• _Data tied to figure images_
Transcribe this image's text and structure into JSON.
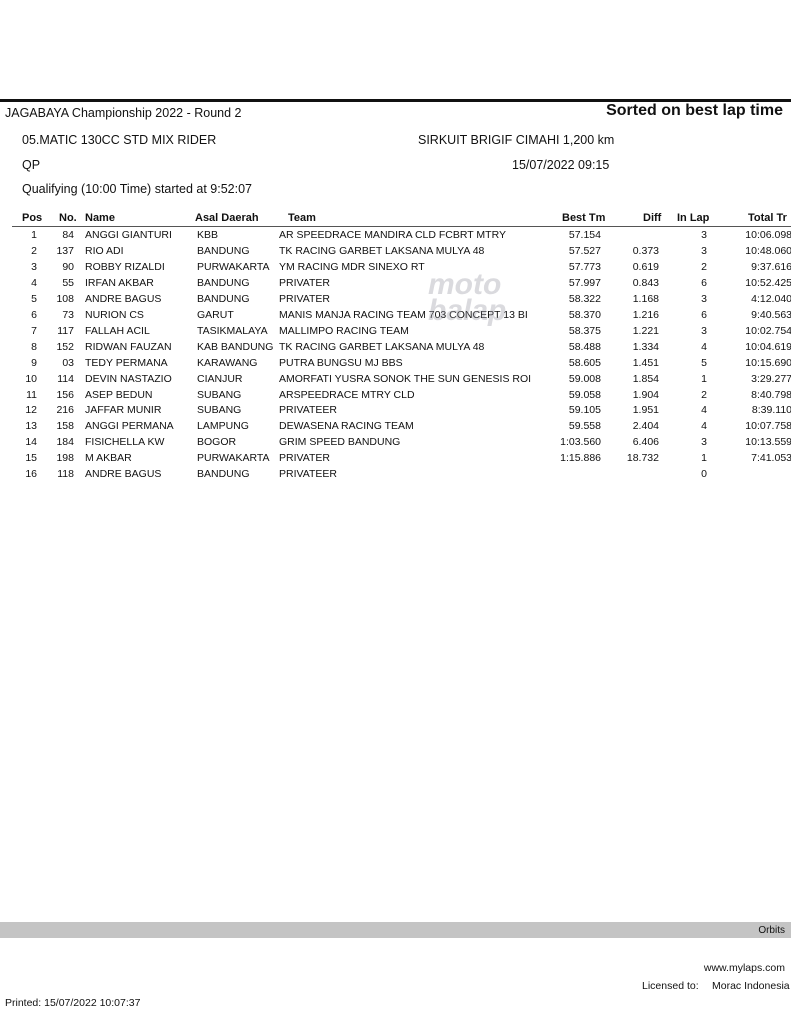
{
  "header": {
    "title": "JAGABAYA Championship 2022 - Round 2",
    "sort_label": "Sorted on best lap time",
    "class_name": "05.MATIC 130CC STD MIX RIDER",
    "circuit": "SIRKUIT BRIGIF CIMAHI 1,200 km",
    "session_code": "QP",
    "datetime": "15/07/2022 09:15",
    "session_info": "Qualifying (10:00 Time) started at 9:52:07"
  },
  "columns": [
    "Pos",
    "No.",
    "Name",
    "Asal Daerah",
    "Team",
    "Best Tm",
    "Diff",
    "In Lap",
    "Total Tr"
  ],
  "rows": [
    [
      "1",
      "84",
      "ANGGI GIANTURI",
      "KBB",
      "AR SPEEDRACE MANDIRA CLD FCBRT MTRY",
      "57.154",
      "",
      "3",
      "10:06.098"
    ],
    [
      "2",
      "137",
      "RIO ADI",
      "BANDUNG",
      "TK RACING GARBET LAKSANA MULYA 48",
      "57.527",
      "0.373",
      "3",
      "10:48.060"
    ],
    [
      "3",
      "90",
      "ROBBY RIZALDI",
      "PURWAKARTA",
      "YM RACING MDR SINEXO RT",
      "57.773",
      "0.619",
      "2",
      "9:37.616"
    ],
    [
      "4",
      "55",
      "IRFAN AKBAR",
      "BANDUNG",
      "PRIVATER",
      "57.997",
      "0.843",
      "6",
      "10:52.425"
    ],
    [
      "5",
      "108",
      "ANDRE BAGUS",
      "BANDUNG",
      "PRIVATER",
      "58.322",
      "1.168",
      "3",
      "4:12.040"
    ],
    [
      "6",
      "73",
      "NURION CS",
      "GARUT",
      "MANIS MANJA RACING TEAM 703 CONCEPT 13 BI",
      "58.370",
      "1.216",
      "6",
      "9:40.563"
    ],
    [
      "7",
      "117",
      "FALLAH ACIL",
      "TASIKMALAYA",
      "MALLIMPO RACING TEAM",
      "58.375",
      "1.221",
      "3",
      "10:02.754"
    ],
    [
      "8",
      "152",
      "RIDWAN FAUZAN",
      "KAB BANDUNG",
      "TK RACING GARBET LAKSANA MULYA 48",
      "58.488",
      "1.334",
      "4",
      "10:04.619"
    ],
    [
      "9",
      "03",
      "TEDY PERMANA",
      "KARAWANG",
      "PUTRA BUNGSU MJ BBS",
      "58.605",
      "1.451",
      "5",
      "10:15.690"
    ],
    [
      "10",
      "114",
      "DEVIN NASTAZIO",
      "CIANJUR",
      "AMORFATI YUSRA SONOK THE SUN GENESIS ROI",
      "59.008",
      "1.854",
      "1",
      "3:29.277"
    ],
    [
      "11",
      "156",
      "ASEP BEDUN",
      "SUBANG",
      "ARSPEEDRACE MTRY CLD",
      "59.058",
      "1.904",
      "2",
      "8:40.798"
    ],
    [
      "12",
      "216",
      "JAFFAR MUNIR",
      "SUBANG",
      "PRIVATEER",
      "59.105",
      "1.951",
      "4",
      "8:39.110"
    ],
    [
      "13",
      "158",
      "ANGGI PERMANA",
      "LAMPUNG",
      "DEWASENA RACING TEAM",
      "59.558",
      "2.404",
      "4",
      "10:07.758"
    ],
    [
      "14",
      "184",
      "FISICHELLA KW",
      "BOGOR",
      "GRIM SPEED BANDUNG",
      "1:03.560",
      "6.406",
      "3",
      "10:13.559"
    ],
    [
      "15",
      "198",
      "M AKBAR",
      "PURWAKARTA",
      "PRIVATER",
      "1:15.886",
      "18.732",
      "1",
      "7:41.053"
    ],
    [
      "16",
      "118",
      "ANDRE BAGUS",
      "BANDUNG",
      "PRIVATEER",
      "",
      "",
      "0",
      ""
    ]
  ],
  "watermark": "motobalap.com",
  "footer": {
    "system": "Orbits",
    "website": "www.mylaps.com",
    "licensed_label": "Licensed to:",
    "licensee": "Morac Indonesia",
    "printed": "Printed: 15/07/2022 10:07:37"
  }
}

• _EXERCISE_
Would you transcribe all of the data exactly, omitting any pictures?

• _RESPONSE_
Transcribe this image's text and structure into JSON.
{
  "header": {
    "title": "JAGABAYA Championship 2022 - Round 2",
    "sort_label": "Sorted on best lap time",
    "class_name": "05.MATIC 130CC STD MIX RIDER",
    "circuit": "SIRKUIT BRIGIF CIMAHI 1,200 km",
    "session_code": "QP",
    "datetime": "15/07/2022 09:15",
    "session_info": "Qualifying (10:00 Time) started at 9:52:07"
  },
  "columns": [
    "Pos",
    "No.",
    "Name",
    "Asal Daerah",
    "Team",
    "Best Tm",
    "Diff",
    "In Lap",
    "Total Tr"
  ],
  "rows": [
    [
      "1",
      "84",
      "ANGGI GIANTURI",
      "KBB",
      "AR SPEEDRACE MANDIRA CLD FCBRT MTRY",
      "57.154",
      "",
      "3",
      "10:06.098"
    ],
    [
      "2",
      "137",
      "RIO ADI",
      "BANDUNG",
      "TK RACING GARBET LAKSANA MULYA 48",
      "57.527",
      "0.373",
      "3",
      "10:48.060"
    ],
    [
      "3",
      "90",
      "ROBBY RIZALDI",
      "PURWAKARTA",
      "YM RACING MDR SINEXO RT",
      "57.773",
      "0.619",
      "2",
      "9:37.616"
    ],
    [
      "4",
      "55",
      "IRFAN AKBAR",
      "BANDUNG",
      "PRIVATER",
      "57.997",
      "0.843",
      "6",
      "10:52.425"
    ],
    [
      "5",
      "108",
      "ANDRE BAGUS",
      "BANDUNG",
      "PRIVATER",
      "58.322",
      "1.168",
      "3",
      "4:12.040"
    ],
    [
      "6",
      "73",
      "NURION CS",
      "GARUT",
      "MANIS MANJA RACING TEAM 703 CONCEPT 13 BI",
      "58.370",
      "1.216",
      "6",
      "9:40.563"
    ],
    [
      "7",
      "117",
      "FALLAH ACIL",
      "TASIKMALAYA",
      "MALLIMPO RACING TEAM",
      "58.375",
      "1.221",
      "3",
      "10:02.754"
    ],
    [
      "8",
      "152",
      "RIDWAN FAUZAN",
      "KAB BANDUNG",
      "TK RACING GARBET LAKSANA MULYA 48",
      "58.488",
      "1.334",
      "4",
      "10:04.619"
    ],
    [
      "9",
      "03",
      "TEDY PERMANA",
      "KARAWANG",
      "PUTRA BUNGSU MJ BBS",
      "58.605",
      "1.451",
      "5",
      "10:15.690"
    ],
    [
      "10",
      "114",
      "DEVIN NASTAZIO",
      "CIANJUR",
      "AMORFATI YUSRA SONOK THE SUN GENESIS ROI",
      "59.008",
      "1.854",
      "1",
      "3:29.277"
    ],
    [
      "11",
      "156",
      "ASEP BEDUN",
      "SUBANG",
      "ARSPEEDRACE MTRY CLD",
      "59.058",
      "1.904",
      "2",
      "8:40.798"
    ],
    [
      "12",
      "216",
      "JAFFAR MUNIR",
      "SUBANG",
      "PRIVATEER",
      "59.105",
      "1.951",
      "4",
      "8:39.110"
    ],
    [
      "13",
      "158",
      "ANGGI PERMANA",
      "LAMPUNG",
      "DEWASENA RACING TEAM",
      "59.558",
      "2.404",
      "4",
      "10:07.758"
    ],
    [
      "14",
      "184",
      "FISICHELLA KW",
      "BOGOR",
      "GRIM SPEED BANDUNG",
      "1:03.560",
      "6.406",
      "3",
      "10:13.559"
    ],
    [
      "15",
      "198",
      "M AKBAR",
      "PURWAKARTA",
      "PRIVATER",
      "1:15.886",
      "18.732",
      "1",
      "7:41.053"
    ],
    [
      "16",
      "118",
      "ANDRE BAGUS",
      "BANDUNG",
      "PRIVATEER",
      "",
      "",
      "0",
      ""
    ]
  ],
  "watermark": "motobalap.com",
  "footer": {
    "system": "Orbits",
    "website": "www.mylaps.com",
    "licensed_label": "Licensed to:",
    "licensee": "Morac Indonesia",
    "printed": "Printed: 15/07/2022 10:07:37"
  }
}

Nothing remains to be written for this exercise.